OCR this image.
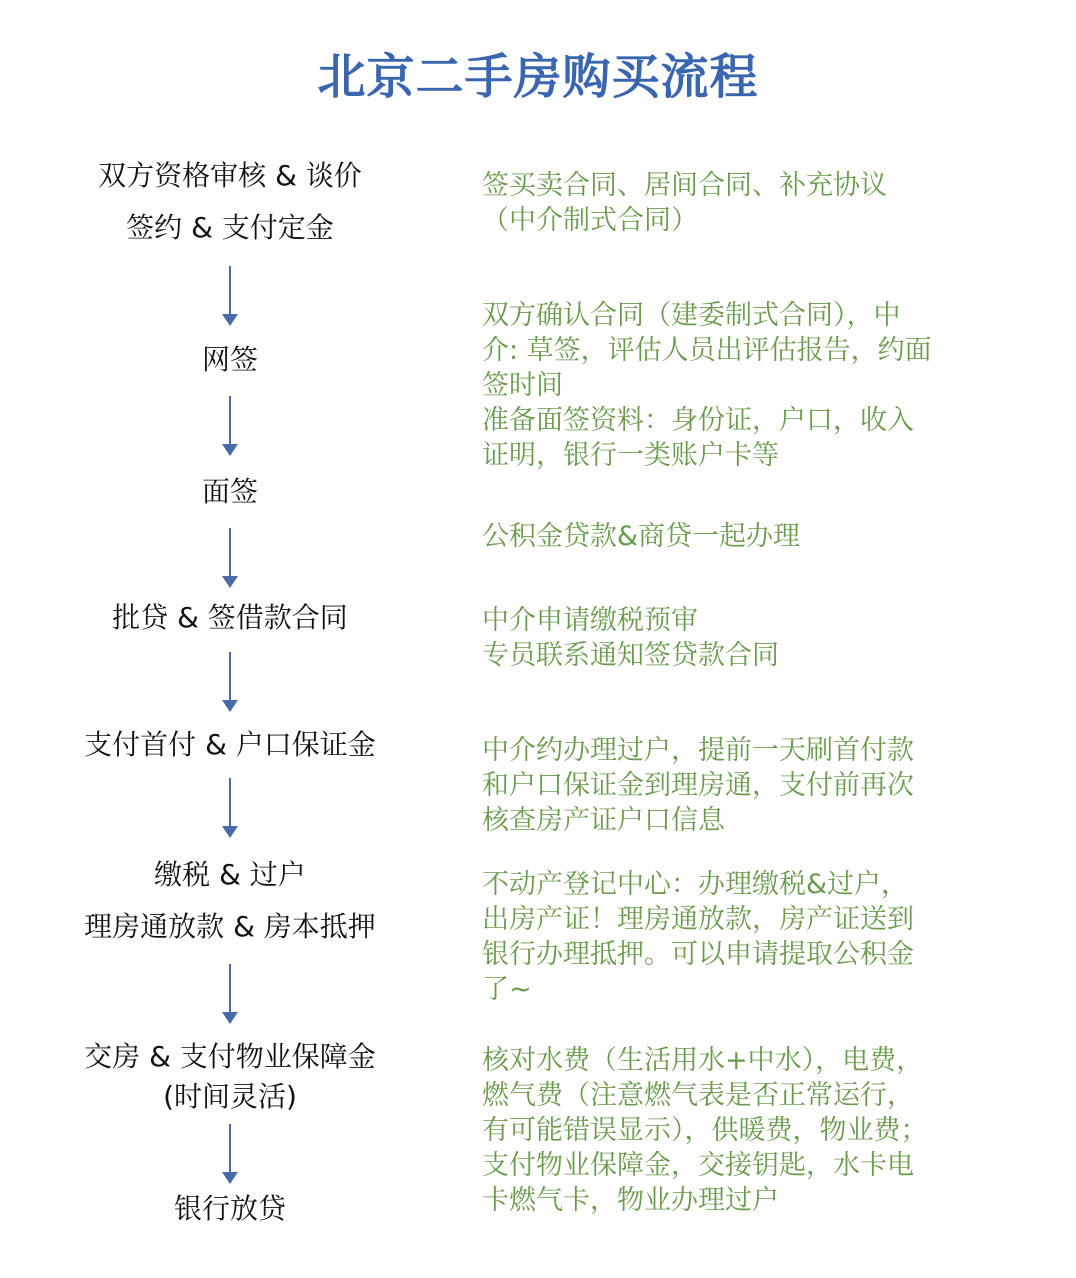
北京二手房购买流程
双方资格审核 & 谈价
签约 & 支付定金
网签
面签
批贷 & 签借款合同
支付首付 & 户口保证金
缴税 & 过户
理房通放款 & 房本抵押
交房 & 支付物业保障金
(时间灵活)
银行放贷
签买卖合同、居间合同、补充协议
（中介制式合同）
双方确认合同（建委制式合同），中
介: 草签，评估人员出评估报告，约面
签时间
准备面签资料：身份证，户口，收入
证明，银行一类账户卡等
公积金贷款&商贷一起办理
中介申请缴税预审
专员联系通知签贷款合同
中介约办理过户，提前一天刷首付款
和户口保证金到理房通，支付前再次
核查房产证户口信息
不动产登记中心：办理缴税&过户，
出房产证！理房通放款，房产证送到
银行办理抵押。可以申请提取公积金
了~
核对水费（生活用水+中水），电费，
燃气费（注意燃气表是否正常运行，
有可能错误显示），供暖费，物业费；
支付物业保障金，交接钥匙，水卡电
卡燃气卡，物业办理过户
-=-=-=-=-
The records above are to be reproduced exactly; the pictures are to be left out.

OCR this image.
北京二手房购买流程
双方资格审核 & 谈价
签约 & 支付定金
网签
面签
批贷 & 签借款合同
支付首付 & 户口保证金
缴税 & 过户
理房通放款 & 房本抵押
交房 & 支付物业保障金
(时间灵活)
银行放贷
签买卖合同、居间合同、补充协议
（中介制式合同）
双方确认合同（建委制式合同），中
介: 草签，评估人员出评估报告，约面
签时间
准备面签资料：身份证，户口，收入
证明，银行一类账户卡等
公积金贷款&商贷一起办理
中介申请缴税预审
专员联系通知签贷款合同
中介约办理过户，提前一天刷首付款
和户口保证金到理房通，支付前再次
核查房产证户口信息
不动产登记中心：办理缴税&过户，
出房产证！理房通放款，房产证送到
银行办理抵押。可以申请提取公积金
了~
核对水费（生活用水+中水），电费，
燃气费（注意燃气表是否正常运行，
有可能错误显示），供暖费，物业费；
支付物业保障金，交接钥匙，水卡电
卡燃气卡，物业办理过户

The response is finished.